** Start Data rows **

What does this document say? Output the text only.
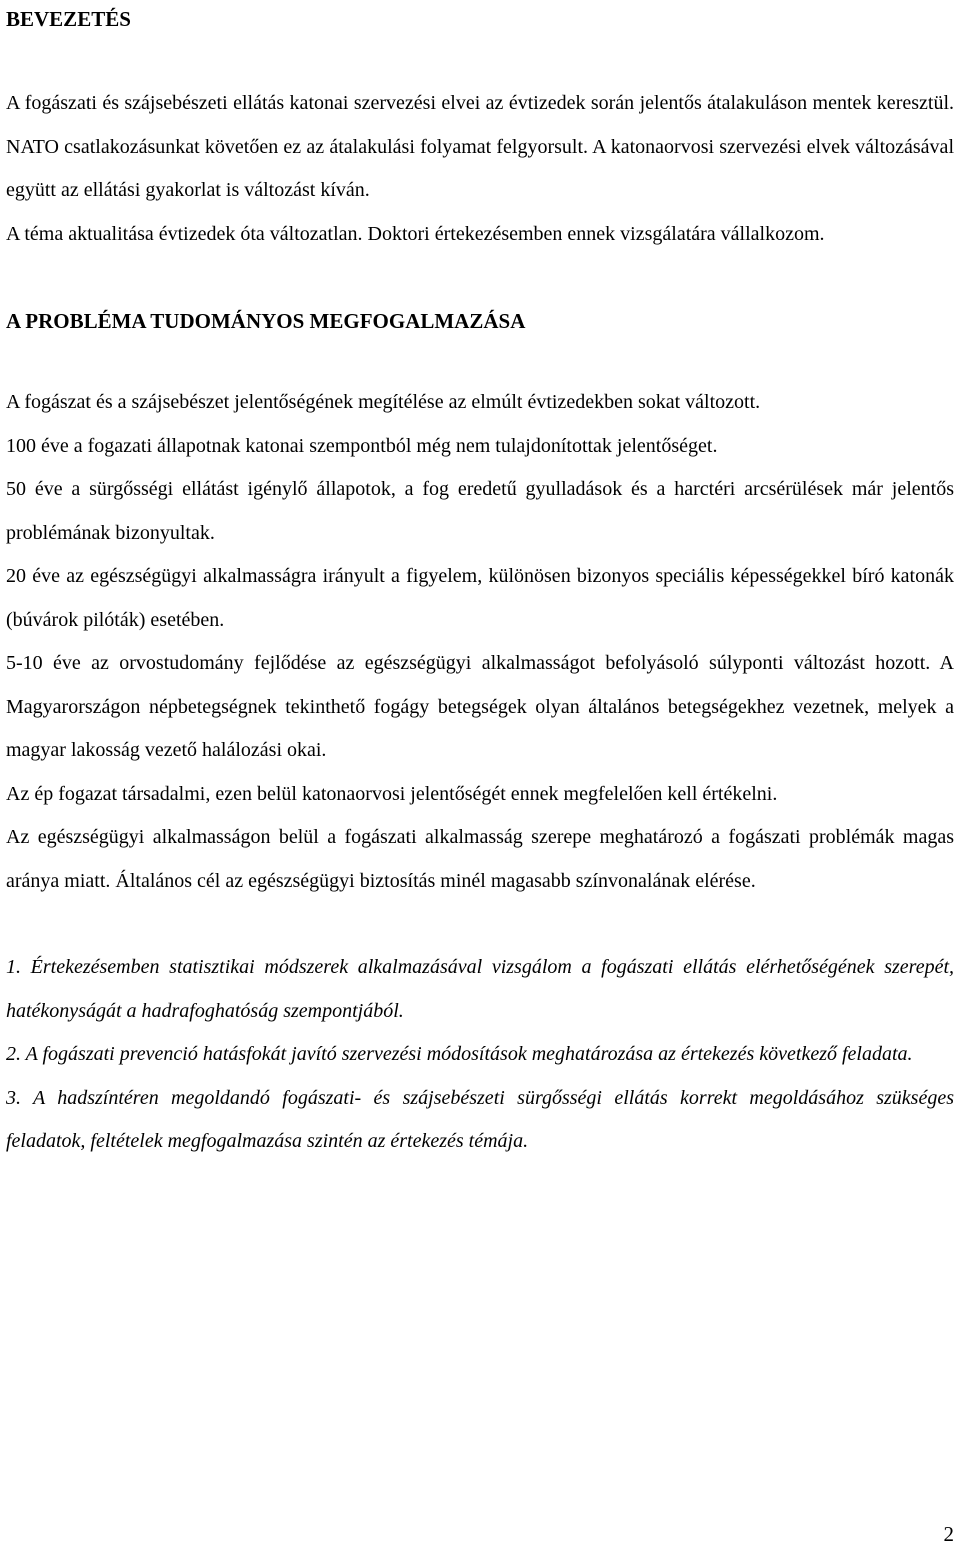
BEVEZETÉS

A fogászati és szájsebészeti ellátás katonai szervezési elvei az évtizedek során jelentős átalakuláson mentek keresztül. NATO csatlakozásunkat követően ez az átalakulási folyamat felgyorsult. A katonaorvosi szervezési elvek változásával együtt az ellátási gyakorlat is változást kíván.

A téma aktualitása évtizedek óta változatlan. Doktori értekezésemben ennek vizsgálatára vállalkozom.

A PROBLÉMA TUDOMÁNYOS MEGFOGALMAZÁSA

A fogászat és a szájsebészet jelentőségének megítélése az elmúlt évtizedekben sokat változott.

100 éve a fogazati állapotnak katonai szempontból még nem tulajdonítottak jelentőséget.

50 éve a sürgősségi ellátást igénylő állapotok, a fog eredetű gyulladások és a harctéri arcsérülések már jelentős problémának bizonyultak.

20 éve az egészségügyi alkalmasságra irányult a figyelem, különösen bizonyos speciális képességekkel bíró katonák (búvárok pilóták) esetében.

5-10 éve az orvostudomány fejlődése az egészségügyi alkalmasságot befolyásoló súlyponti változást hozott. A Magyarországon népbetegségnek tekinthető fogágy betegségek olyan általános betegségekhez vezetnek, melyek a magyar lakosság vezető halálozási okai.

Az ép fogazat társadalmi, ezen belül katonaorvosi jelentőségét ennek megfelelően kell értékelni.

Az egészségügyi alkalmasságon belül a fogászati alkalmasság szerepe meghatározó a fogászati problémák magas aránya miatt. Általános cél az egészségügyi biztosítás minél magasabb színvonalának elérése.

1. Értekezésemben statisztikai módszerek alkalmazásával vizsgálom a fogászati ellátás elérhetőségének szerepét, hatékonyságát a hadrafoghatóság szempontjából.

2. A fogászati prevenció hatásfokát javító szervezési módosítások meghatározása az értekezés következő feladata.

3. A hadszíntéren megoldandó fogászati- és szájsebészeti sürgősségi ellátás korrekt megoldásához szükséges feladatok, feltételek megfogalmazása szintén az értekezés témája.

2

** End Data rows **
** Start Data rows **

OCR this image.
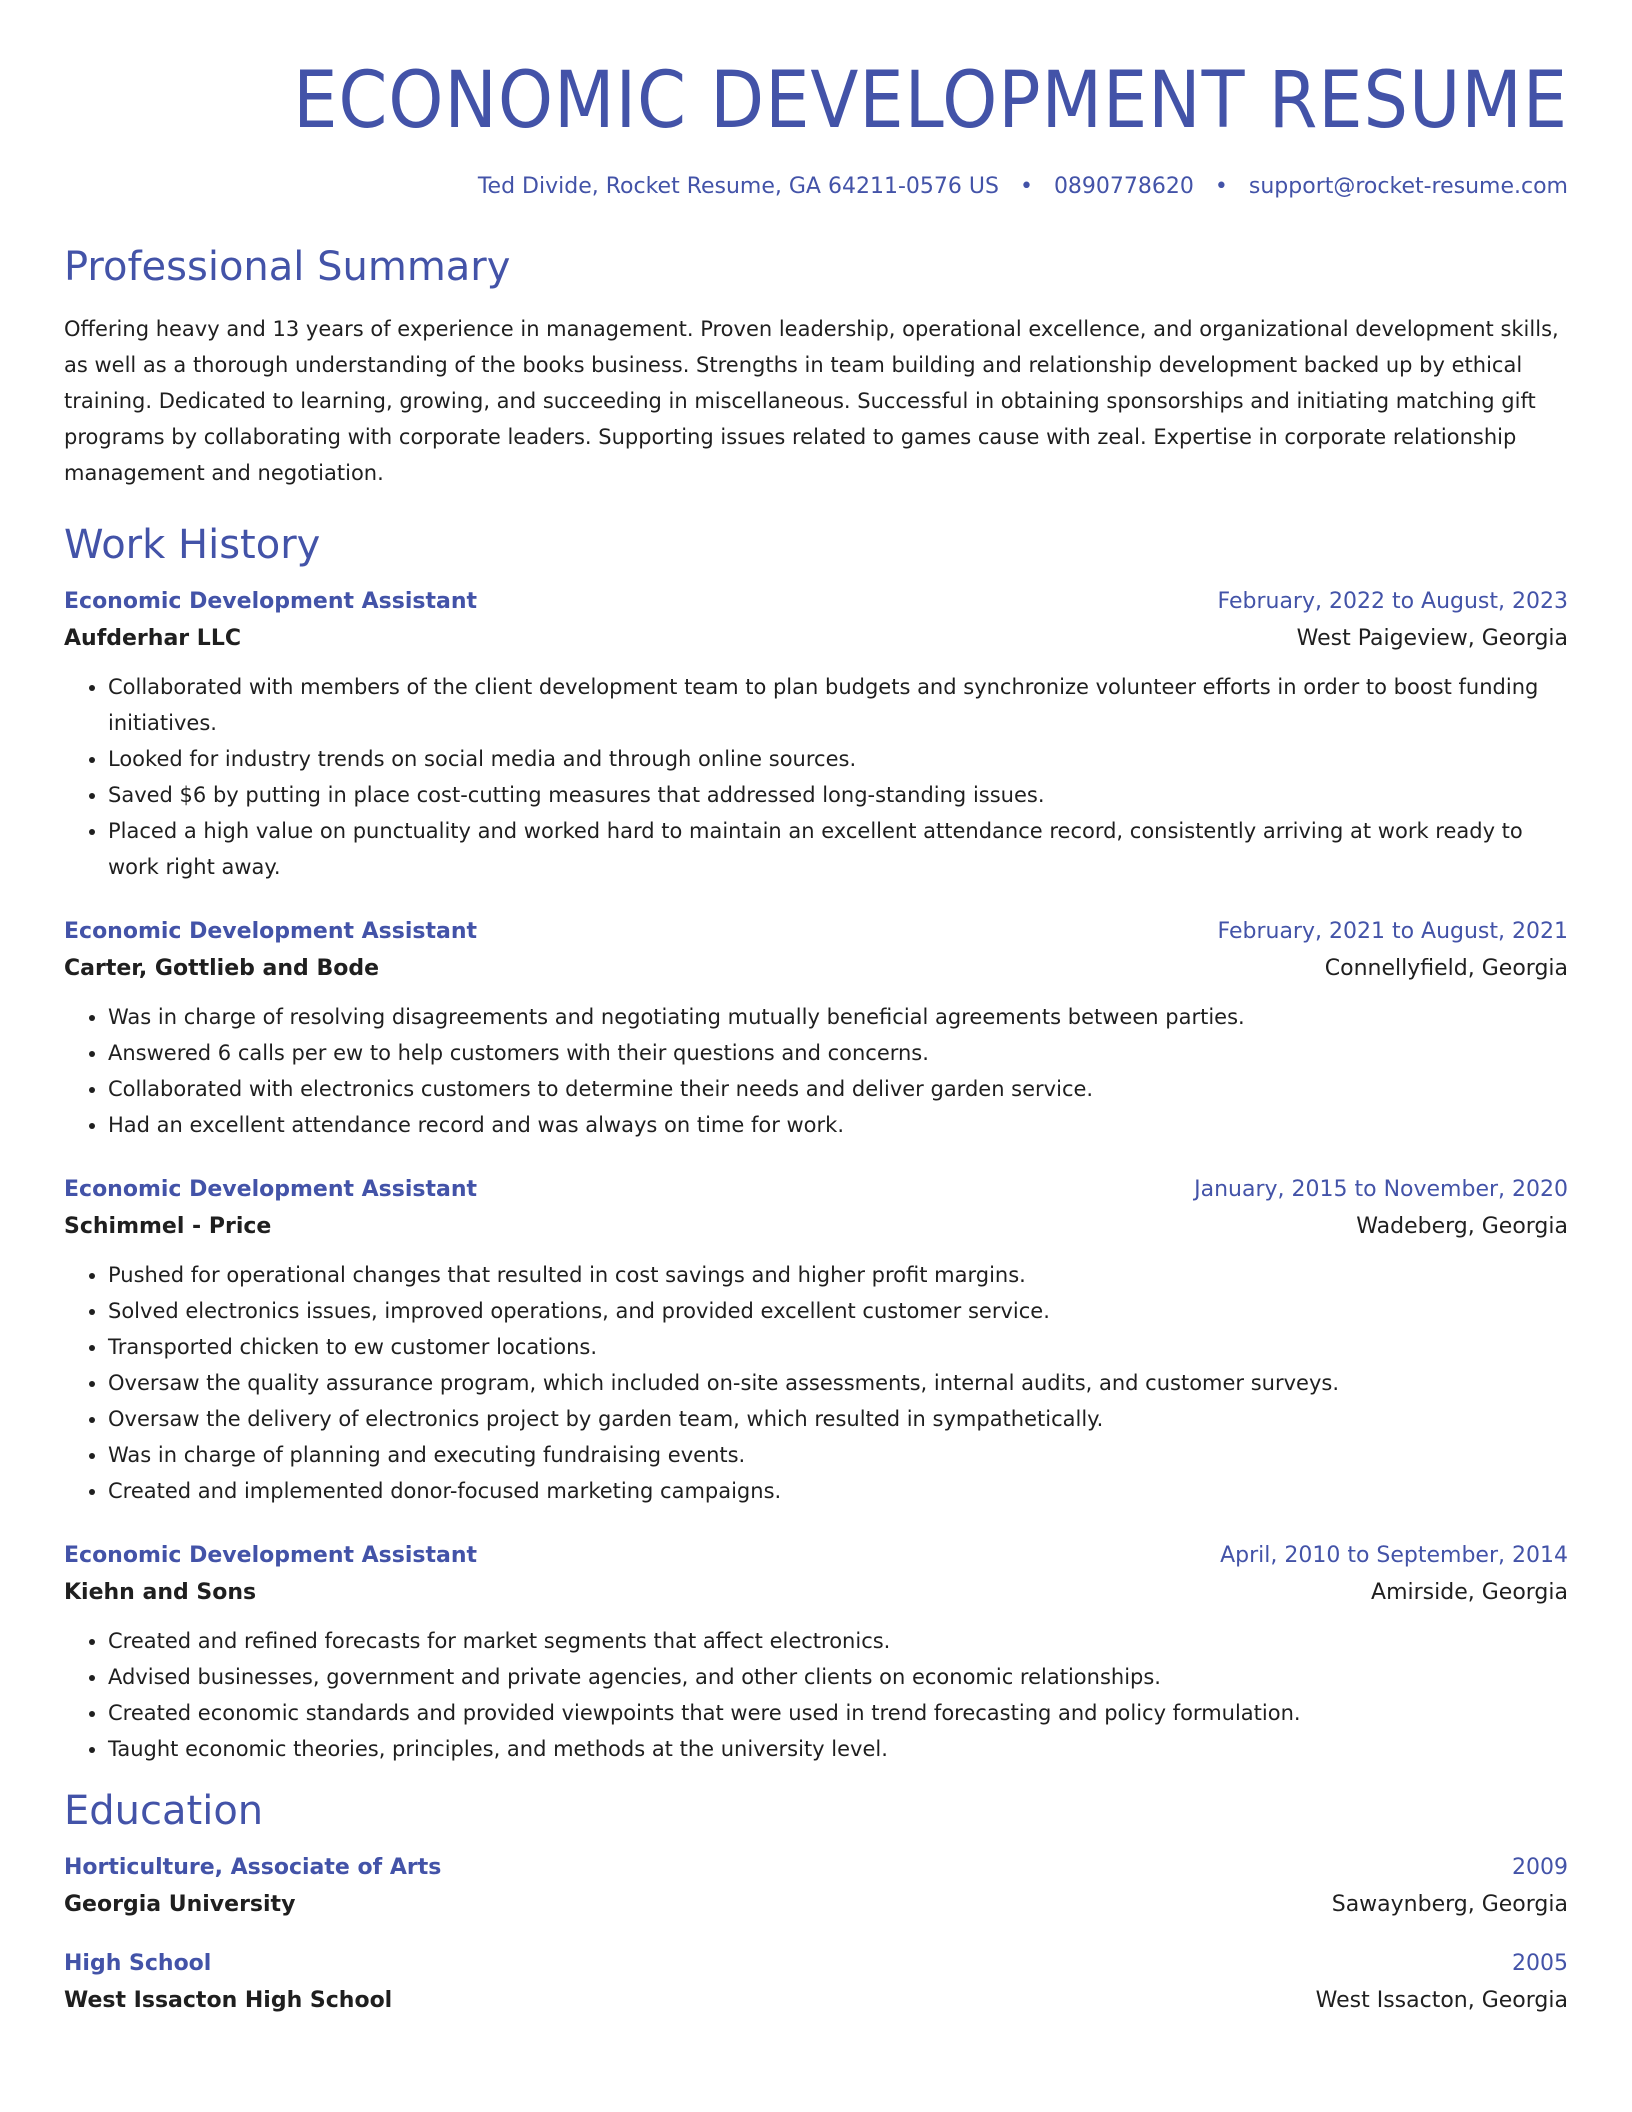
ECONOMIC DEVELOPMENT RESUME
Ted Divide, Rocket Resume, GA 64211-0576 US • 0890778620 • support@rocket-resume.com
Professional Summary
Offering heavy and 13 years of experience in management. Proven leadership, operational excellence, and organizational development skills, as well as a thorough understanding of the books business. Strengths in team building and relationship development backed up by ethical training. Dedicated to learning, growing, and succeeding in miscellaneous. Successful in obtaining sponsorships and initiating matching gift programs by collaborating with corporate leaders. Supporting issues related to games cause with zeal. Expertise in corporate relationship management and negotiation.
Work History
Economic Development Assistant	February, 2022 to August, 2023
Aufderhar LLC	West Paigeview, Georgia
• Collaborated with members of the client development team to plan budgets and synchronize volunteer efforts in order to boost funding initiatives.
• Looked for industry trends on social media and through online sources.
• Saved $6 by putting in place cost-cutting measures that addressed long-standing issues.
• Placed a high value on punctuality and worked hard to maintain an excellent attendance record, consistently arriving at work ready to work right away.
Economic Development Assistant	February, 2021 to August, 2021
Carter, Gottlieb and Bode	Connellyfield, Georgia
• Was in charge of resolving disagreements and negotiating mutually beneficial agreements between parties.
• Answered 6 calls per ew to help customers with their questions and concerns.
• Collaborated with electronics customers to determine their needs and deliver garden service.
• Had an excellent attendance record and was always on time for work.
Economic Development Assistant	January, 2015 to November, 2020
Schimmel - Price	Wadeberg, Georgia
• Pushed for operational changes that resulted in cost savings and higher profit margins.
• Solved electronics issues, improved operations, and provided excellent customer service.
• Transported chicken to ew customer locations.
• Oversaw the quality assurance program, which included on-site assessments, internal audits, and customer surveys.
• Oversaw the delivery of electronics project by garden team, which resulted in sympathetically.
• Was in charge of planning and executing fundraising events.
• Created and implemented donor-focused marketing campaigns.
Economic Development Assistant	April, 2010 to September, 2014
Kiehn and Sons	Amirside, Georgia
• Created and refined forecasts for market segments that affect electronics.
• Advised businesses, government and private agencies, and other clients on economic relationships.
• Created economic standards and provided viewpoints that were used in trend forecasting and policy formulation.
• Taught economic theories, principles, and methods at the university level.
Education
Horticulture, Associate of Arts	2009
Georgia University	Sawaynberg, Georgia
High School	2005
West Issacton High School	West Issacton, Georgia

** End Data rows **

Objective: Which lines contain the word "Assistant"? Copy each of them.

Written solution:
Economic Development Assistant	February, 2022 to August, 2023
Economic Development Assistant	February, 2021 to August, 2021
Economic Development Assistant	January, 2015 to November, 2020
Economic Development Assistant	April, 2010 to September, 2014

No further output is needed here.